Request: Pull out every line below that holds the word "text".

Entries provided:

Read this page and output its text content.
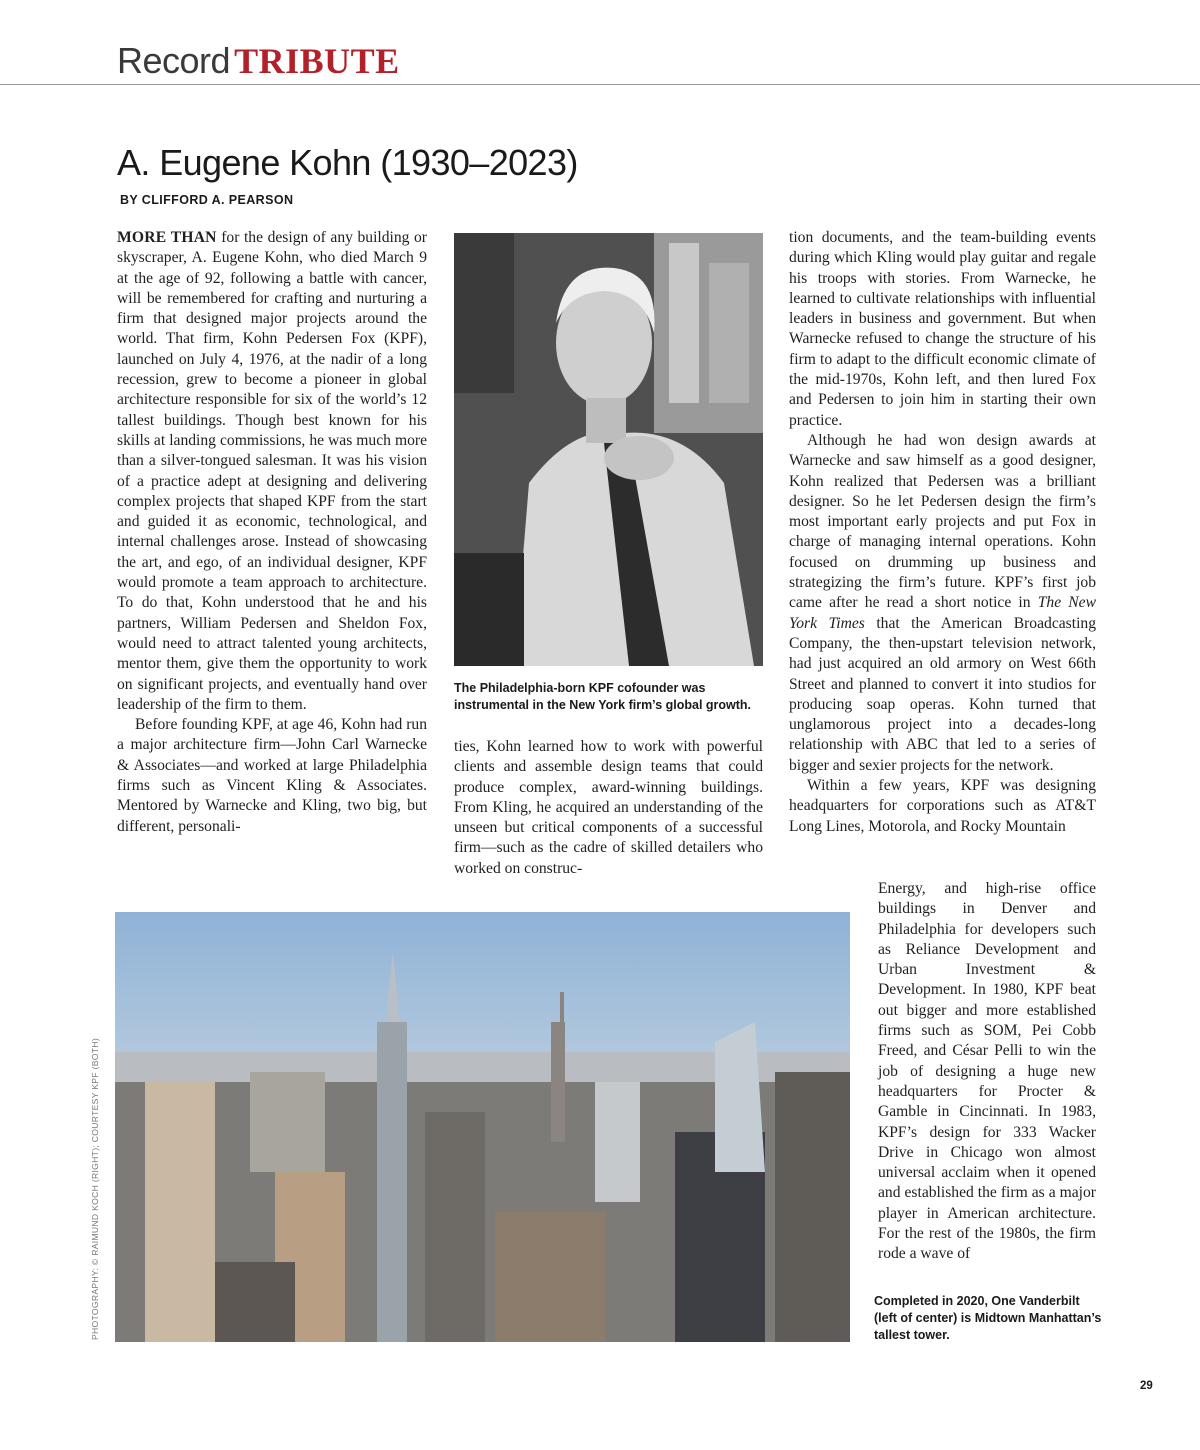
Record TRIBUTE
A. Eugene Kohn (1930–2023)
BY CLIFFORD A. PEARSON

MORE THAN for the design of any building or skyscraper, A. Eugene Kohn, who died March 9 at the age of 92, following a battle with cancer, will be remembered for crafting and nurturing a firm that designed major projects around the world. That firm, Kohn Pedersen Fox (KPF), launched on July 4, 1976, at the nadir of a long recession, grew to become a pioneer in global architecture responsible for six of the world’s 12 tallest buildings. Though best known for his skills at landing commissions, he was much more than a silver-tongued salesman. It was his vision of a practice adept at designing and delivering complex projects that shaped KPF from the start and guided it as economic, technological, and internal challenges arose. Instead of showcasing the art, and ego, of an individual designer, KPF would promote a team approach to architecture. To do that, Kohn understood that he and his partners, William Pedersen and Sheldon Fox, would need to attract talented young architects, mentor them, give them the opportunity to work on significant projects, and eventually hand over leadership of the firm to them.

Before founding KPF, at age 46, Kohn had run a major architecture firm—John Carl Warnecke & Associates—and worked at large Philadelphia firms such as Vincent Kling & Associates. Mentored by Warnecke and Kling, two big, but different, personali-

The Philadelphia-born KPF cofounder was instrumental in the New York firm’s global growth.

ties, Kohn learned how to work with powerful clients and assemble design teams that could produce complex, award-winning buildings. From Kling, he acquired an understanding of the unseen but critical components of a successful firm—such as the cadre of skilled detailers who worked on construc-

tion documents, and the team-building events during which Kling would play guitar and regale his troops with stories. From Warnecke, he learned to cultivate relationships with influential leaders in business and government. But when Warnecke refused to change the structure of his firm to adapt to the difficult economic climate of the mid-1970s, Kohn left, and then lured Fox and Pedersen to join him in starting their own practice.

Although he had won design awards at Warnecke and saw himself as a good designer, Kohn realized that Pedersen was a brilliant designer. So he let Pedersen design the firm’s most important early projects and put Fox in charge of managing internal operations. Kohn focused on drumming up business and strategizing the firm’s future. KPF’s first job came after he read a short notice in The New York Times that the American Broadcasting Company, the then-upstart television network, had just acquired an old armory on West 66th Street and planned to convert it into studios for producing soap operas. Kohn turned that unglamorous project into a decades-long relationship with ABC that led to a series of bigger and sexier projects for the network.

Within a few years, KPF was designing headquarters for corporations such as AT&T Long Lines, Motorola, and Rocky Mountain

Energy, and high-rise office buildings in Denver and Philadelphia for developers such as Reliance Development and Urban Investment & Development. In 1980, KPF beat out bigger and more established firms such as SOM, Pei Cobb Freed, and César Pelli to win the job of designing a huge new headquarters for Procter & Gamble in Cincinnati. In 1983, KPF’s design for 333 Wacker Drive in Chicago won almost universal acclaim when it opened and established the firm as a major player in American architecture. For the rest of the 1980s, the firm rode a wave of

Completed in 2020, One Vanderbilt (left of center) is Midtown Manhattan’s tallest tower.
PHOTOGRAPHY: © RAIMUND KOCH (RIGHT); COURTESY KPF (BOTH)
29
* * *
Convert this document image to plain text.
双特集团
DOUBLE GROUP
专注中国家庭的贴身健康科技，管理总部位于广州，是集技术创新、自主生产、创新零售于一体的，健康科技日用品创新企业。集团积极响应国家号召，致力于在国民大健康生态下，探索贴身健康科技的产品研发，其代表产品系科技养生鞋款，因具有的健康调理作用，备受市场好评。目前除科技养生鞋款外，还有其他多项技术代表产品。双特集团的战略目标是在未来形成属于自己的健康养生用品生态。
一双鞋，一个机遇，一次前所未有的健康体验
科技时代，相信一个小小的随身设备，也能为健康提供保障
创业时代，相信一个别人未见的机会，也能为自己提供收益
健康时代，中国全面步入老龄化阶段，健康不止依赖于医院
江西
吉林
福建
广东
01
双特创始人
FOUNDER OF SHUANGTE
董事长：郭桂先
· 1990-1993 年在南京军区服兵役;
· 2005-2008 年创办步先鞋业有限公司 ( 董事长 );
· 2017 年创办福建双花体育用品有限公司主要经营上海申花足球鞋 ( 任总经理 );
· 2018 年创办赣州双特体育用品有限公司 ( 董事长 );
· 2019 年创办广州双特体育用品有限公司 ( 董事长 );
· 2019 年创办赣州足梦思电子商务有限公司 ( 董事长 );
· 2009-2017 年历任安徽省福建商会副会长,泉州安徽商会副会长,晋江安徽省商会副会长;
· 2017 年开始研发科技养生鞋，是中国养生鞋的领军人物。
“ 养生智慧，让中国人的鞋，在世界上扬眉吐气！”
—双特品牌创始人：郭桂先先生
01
==
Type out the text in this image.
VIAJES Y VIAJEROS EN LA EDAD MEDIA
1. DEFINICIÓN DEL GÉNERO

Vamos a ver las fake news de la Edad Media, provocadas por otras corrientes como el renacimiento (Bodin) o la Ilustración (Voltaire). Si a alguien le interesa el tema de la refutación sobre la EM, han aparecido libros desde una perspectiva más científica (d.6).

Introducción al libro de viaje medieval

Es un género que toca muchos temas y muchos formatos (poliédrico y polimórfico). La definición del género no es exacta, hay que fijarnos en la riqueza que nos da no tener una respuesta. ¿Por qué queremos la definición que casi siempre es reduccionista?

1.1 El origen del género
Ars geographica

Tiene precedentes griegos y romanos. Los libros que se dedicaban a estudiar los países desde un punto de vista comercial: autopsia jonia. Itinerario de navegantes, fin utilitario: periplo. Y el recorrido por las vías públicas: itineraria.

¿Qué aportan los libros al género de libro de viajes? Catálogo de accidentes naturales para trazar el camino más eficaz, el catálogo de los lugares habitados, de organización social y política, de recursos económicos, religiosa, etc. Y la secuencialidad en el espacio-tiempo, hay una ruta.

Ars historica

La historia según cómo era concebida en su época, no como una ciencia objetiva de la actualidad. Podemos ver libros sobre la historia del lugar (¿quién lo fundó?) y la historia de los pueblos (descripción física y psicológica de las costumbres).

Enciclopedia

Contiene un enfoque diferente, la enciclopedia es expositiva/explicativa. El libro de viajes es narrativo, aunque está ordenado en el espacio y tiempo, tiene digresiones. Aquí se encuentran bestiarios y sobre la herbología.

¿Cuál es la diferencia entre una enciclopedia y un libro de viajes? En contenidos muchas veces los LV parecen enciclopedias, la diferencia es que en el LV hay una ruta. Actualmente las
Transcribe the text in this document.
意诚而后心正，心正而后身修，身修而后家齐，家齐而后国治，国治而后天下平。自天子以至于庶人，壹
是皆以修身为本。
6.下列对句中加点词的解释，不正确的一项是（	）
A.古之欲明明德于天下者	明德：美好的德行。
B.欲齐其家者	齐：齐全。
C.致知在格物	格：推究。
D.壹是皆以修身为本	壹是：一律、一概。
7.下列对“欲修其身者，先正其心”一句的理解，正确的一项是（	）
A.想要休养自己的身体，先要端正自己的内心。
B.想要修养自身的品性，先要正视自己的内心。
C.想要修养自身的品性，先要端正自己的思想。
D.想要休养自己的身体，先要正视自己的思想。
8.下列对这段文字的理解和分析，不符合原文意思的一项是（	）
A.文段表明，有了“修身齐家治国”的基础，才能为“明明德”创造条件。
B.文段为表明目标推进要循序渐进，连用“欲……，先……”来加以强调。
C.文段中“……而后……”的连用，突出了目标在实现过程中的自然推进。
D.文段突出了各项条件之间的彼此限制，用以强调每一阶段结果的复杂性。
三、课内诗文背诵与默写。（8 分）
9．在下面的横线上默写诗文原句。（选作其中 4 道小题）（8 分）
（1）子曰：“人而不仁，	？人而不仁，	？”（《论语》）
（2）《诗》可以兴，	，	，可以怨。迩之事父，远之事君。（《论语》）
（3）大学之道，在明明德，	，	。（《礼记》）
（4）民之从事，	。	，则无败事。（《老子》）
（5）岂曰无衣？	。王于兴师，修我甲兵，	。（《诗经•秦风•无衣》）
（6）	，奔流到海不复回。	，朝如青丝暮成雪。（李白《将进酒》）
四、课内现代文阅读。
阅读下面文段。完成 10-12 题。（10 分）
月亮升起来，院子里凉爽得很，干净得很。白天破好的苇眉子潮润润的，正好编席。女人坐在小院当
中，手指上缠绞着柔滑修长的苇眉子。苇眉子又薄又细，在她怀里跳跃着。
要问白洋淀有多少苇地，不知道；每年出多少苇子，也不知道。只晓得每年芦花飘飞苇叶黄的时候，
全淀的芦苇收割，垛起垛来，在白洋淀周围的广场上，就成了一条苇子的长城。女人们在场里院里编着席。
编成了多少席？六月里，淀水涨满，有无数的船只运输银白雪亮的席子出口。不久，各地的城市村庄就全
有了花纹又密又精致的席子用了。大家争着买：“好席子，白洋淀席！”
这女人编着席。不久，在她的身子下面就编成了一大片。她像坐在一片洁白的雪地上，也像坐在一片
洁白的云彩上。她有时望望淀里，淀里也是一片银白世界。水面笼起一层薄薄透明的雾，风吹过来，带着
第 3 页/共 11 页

Exercise answer:
Read this page and output its text content.
Convert this document image to plain text.
Type out the text in this image.
Transcribe the text in this document.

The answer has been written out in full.